══ Given entries ══

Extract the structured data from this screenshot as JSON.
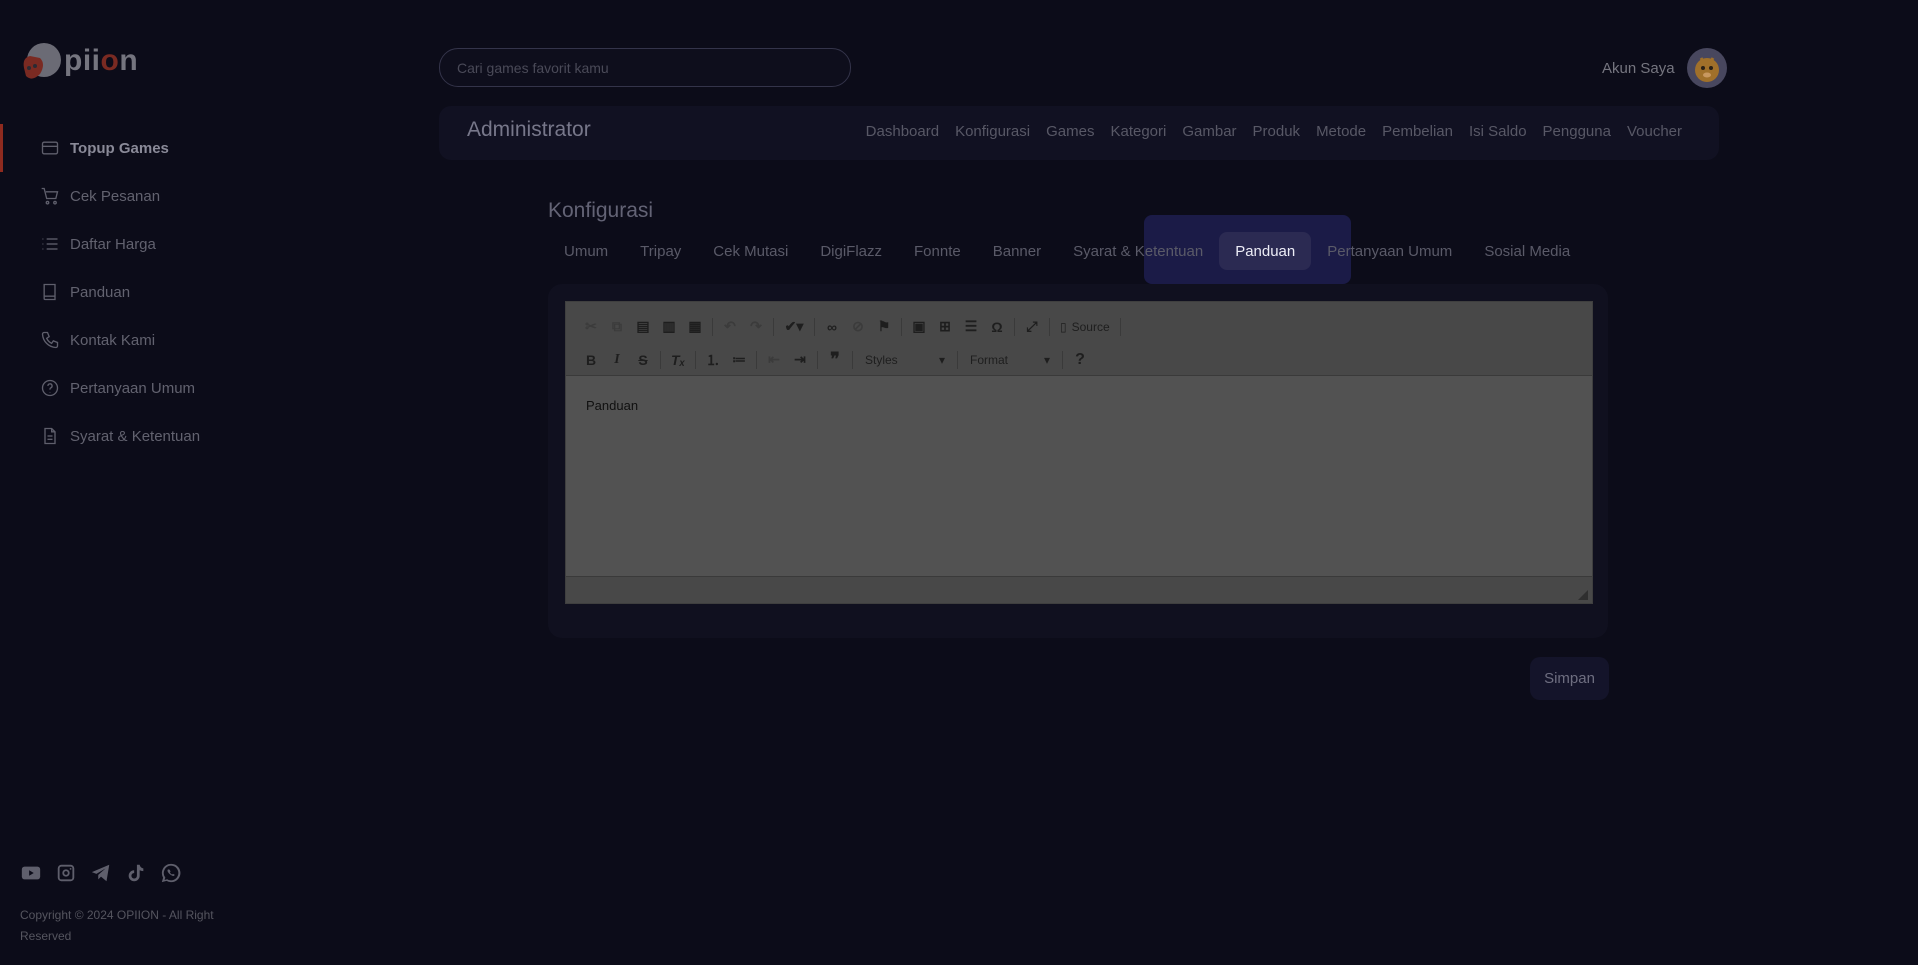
{
  "brand": {
    "logo_text_a": "pii",
    "logo_text_b": "o",
    "logo_text_c": "n",
    "accent": "#8f2b1f"
  },
  "sidebar": {
    "items": [
      {
        "label": "Topup Games",
        "icon": "card-icon",
        "active": true
      },
      {
        "label": "Cek Pesanan",
        "icon": "cart-icon"
      },
      {
        "label": "Daftar Harga",
        "icon": "list-icon"
      },
      {
        "label": "Panduan",
        "icon": "book-icon"
      },
      {
        "label": "Kontak Kami",
        "icon": "phone-icon"
      },
      {
        "label": "Pertanyaan Umum",
        "icon": "help-circle-icon"
      },
      {
        "label": "Syarat & Ketentuan",
        "icon": "document-icon"
      }
    ],
    "social": [
      "youtube-icon",
      "instagram-icon",
      "telegram-icon",
      "tiktok-icon",
      "whatsapp-icon"
    ],
    "copyright": "Copyright © 2024 OPIION - All Right Reserved"
  },
  "header": {
    "search_placeholder": "Cari games favorit kamu",
    "account_label": "Akun Saya"
  },
  "admin": {
    "title": "Administrator",
    "menu": [
      "Dashboard",
      "Konfigurasi",
      "Games",
      "Kategori",
      "Gambar",
      "Produk",
      "Metode",
      "Pembelian",
      "Isi Saldo",
      "Pengguna",
      "Voucher"
    ]
  },
  "config": {
    "title": "Konfigurasi",
    "tabs": [
      "Umum",
      "Tripay",
      "Cek Mutasi",
      "DigiFlazz",
      "Fonnte",
      "Banner",
      "Syarat & Ketentuan",
      "Panduan",
      "Pertanyaan Umum",
      "Sosial Media"
    ],
    "active_tab": "Panduan",
    "editor": {
      "source_label": "Source",
      "styles_label": "Styles",
      "format_label": "Format",
      "help_label": "?",
      "content": "Panduan"
    },
    "save_label": "Simpan"
  }
}
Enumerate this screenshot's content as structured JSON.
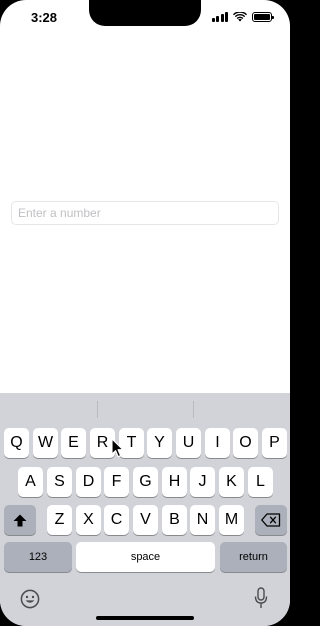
{
  "status_bar": {
    "time": "3:28"
  },
  "form": {
    "number_placeholder": "Enter a number"
  },
  "keyboard": {
    "row1": [
      "Q",
      "W",
      "E",
      "R",
      "T",
      "Y",
      "U",
      "I",
      "O",
      "P"
    ],
    "row2": [
      "A",
      "S",
      "D",
      "F",
      "G",
      "H",
      "J",
      "K",
      "L"
    ],
    "row3": [
      "Z",
      "X",
      "C",
      "V",
      "B",
      "N",
      "M"
    ],
    "numbers_label": "123",
    "space_label": "space",
    "return_label": "return"
  }
}
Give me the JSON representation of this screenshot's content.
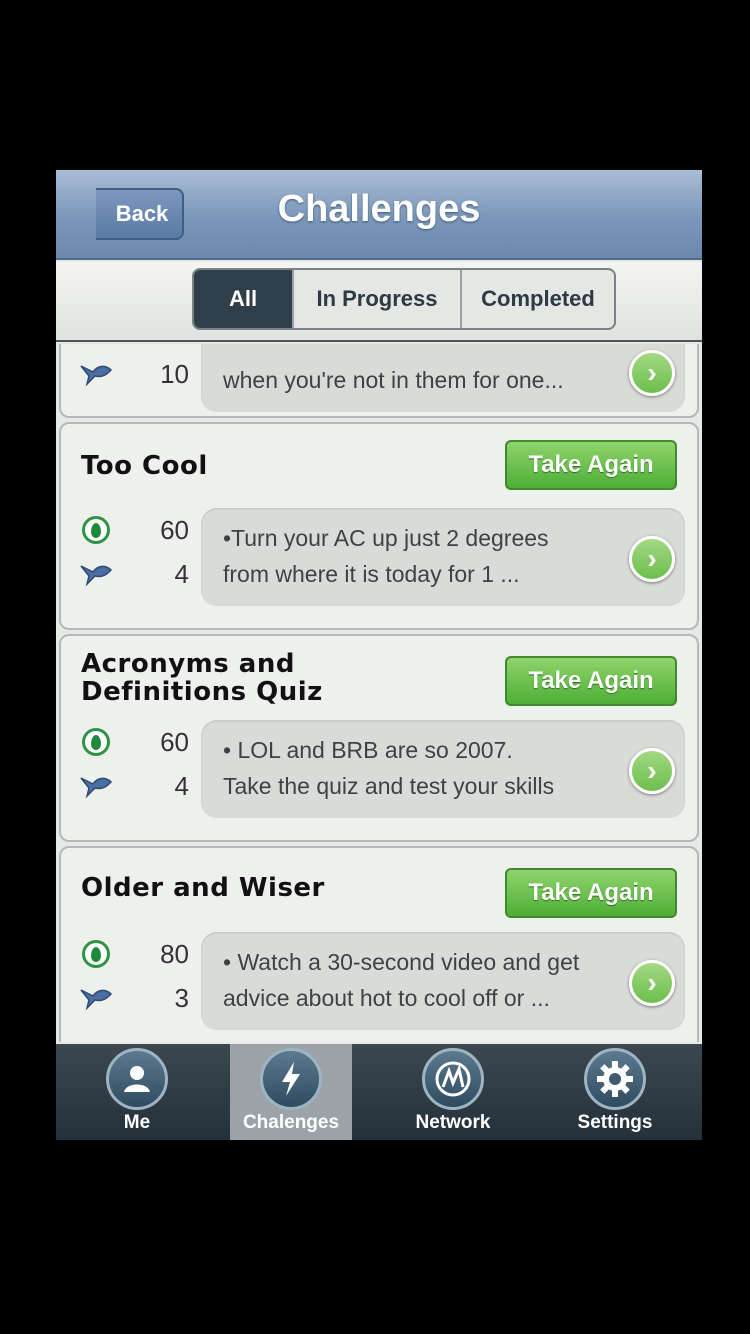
{
  "navbar": {
    "back_label": "Back",
    "title": "Challenges"
  },
  "filter": {
    "tabs": [
      "All",
      "In Progress",
      "Completed"
    ],
    "selected": "All"
  },
  "challenges": [
    {
      "title": "",
      "points": "",
      "people": "10",
      "description": "when you're not in  them for one...",
      "action_label": ""
    },
    {
      "title": "Too Cool",
      "points": "60",
      "people": "4",
      "description": "•Turn your AC up just 2 degrees\n from where it is today for 1 ...",
      "action_label": "Take Again"
    },
    {
      "title": "Acronyms and\nDefinitions Quiz",
      "points": "60",
      "people": "4",
      "description": "• LOL and BRB are so 2007.\nTake the quiz and test your skills",
      "action_label": "Take Again"
    },
    {
      "title": "Older and Wiser",
      "points": "80",
      "people": "3",
      "description": "• Watch a 30-second video and get\nadvice about hot to cool off or ...",
      "action_label": "Take Again"
    }
  ],
  "tabbar": {
    "items": [
      {
        "label": "Me",
        "icon": "person-icon"
      },
      {
        "label": "Chalenges",
        "icon": "lightning-icon"
      },
      {
        "label": "Network",
        "icon": "network-icon"
      },
      {
        "label": "Settings",
        "icon": "gear-icon"
      }
    ],
    "selected": "Chalenges"
  },
  "colors": {
    "nav": "#7a96b9",
    "accent_green": "#5cb83f",
    "tab_bg": "#2f3b44"
  }
}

═══

Description of the task
Give solely the number of lines in the data that contain the string "Ketentuan".

Output of the task
2